Retype the entries from the line with "button[interactable]: Add alarm" up to and including the line with "staticText: Stopwatch (11, 109, 34, 115)".
☆ ☆ ☆
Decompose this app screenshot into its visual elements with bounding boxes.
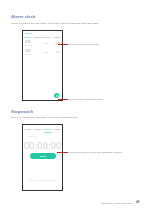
button[interactable]: Add alarm (54, 93, 59, 98)
staticText: Sat, Sun (25, 53, 32, 55)
button[interactable]: Toggle alarm (56, 42, 60, 44)
staticText: 45 (136, 200, 140, 204)
staticText: Alarm (43, 51, 49, 54)
staticText: 00h 00m (28, 135, 37, 138)
staticText: Stopwatch (11, 109, 34, 115)
button[interactable]: TIMER (54, 128, 61, 131)
staticText: Touch to set the alarm time. (69, 43, 100, 46)
staticText: Chapter 5 : Tools and Apps (101, 201, 133, 204)
staticText: ALARM (24, 36, 32, 39)
button[interactable]: STPWCH (43, 36, 52, 39)
button[interactable]: 6:30 (25, 40, 60, 46)
staticText: Touch to access the clock app. Touch the… (11, 115, 78, 118)
staticText: 6:30 (25, 40, 31, 44)
staticText: ALARM (24, 128, 32, 131)
button[interactable]: WORLD (34, 36, 42, 39)
staticText: Touch this button to start the stopwatch… (69, 151, 123, 154)
staticText: Touch LAP to record lap times (23, 179, 62, 182)
button[interactable]: TIMER (54, 36, 61, 39)
button[interactable]: WORLD (34, 128, 42, 131)
staticText: Alarm (25, 32, 32, 35)
button[interactable]: STPWCH (43, 128, 52, 131)
staticText: Alarm clock (11, 14, 36, 20)
staticText: START (40, 155, 47, 158)
button[interactable]: START (30, 153, 56, 159)
staticText: STPWCH (43, 36, 52, 39)
button[interactable]: ALARM (24, 128, 32, 131)
staticText: Touch to add a new alarm time. (69, 98, 103, 101)
button[interactable]: ALARM (24, 36, 32, 39)
staticText: Alarm (43, 42, 49, 45)
staticText: 00:00:00 (23, 139, 62, 152)
staticText: 7:00 (25, 49, 31, 53)
staticText: Mon, Tue, Wed (25, 44, 36, 46)
button[interactable]: 7:00 (25, 49, 60, 55)
staticText: WORLD (34, 128, 42, 131)
staticText: TIMER (54, 36, 61, 39)
staticText: WORLD (34, 36, 42, 39)
button[interactable]: Toggle alarm (56, 51, 60, 53)
staticText: TIMER (54, 128, 61, 131)
staticText: STPWCH (43, 128, 52, 131)
staticText: Touch to access the clock app. Touch the… (11, 21, 100, 24)
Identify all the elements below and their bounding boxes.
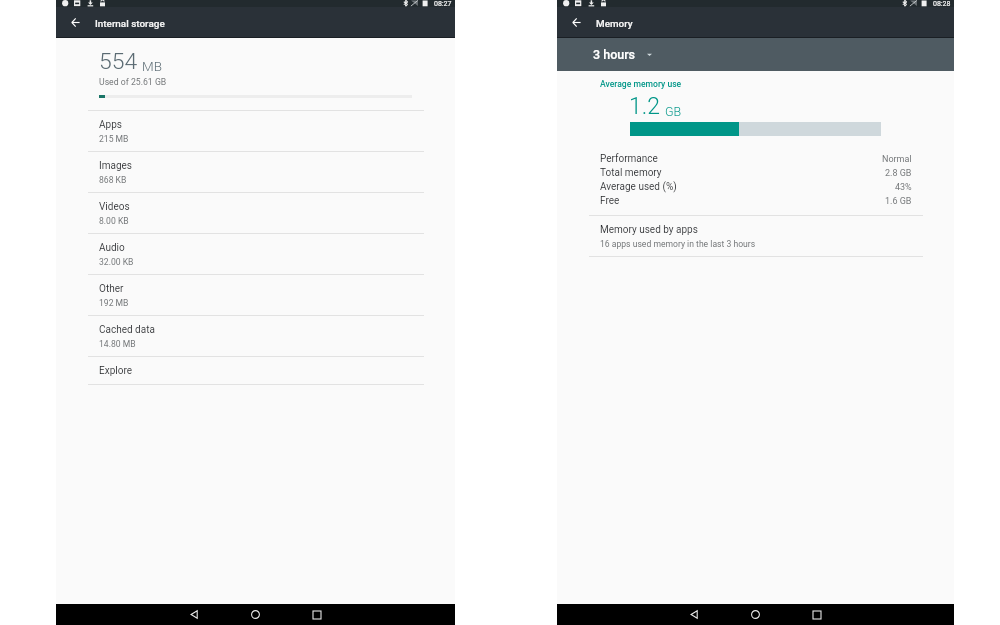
staticText: Normal [882,154,912,165]
staticText: Videos [99,201,130,213]
button[interactable]: Back [674,604,715,625]
staticText: 43% [895,182,912,193]
button[interactable]: Recent apps [796,604,837,625]
staticText: 08:27 [434,0,452,7]
staticText: 3 hours [593,47,636,62]
staticText: 2.8 GB [885,168,912,179]
staticText: Used of 25.61 GB [99,77,167,87]
staticText: 08:28 [933,0,951,7]
staticText: Average memory use [600,79,682,89]
button[interactable]: Home [735,604,776,625]
staticText: Free [600,195,620,207]
staticText: Total memory [600,167,662,179]
staticText: Audio [99,242,125,254]
staticText: Memory used by apps [600,224,698,236]
staticText: Cached data [99,324,155,336]
staticText: 868 KB [99,175,127,185]
button[interactable]: 3 hours [557,38,954,71]
button[interactable]: Memory used by apps [557,216,954,256]
button[interactable]: Back [174,604,215,625]
staticText: MB [142,58,162,74]
button[interactable]: Audio [56,234,455,274]
staticText: 554 [99,48,138,75]
staticText: 16 apps used memory in the last 3 hours [600,239,756,249]
staticText: GB [665,104,682,119]
staticText: 1.6 GB [885,196,912,207]
staticText: Apps [99,119,122,131]
staticText: Memory [596,18,633,30]
staticText: 14.80 MB [99,339,136,349]
staticText: 8.00 KB [99,216,129,226]
staticText: Average used (%) [600,181,677,193]
button[interactable]: Navigate up [56,7,95,37]
button[interactable]: Videos [56,193,455,233]
staticText: 192 MB [99,298,129,308]
staticText: Other [99,283,124,295]
button[interactable]: Recent apps [296,604,337,625]
button[interactable]: Apps [56,111,455,151]
button[interactable]: Navigate up [557,7,596,37]
staticText: 1.2 [629,93,661,120]
button[interactable]: Explore [56,357,455,384]
button[interactable]: Other [56,275,455,315]
staticText: Images [99,160,133,172]
staticText: 215 MB [99,134,129,144]
button[interactable]: Home [235,604,276,625]
staticText: 32.00 KB [99,257,134,267]
button[interactable]: Images [56,152,455,192]
staticText: Explore [99,365,132,377]
staticText: Internal storage [95,18,165,30]
button[interactable]: Cached data [56,316,455,356]
staticText: Performance [600,153,658,165]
☆ ☆ ☆
OUTPUT OF THE TASK
button[interactable]: Add alarm (54, 93, 59, 98)
staticText: Sat, Sun (25, 53, 32, 55)
button[interactable]: Toggle alarm (56, 42, 60, 44)
staticText: 45 (136, 200, 140, 204)
staticText: Alarm (43, 51, 49, 54)
staticText: 00h 00m (28, 135, 37, 138)
staticText: Stopwatch (11, 109, 34, 115)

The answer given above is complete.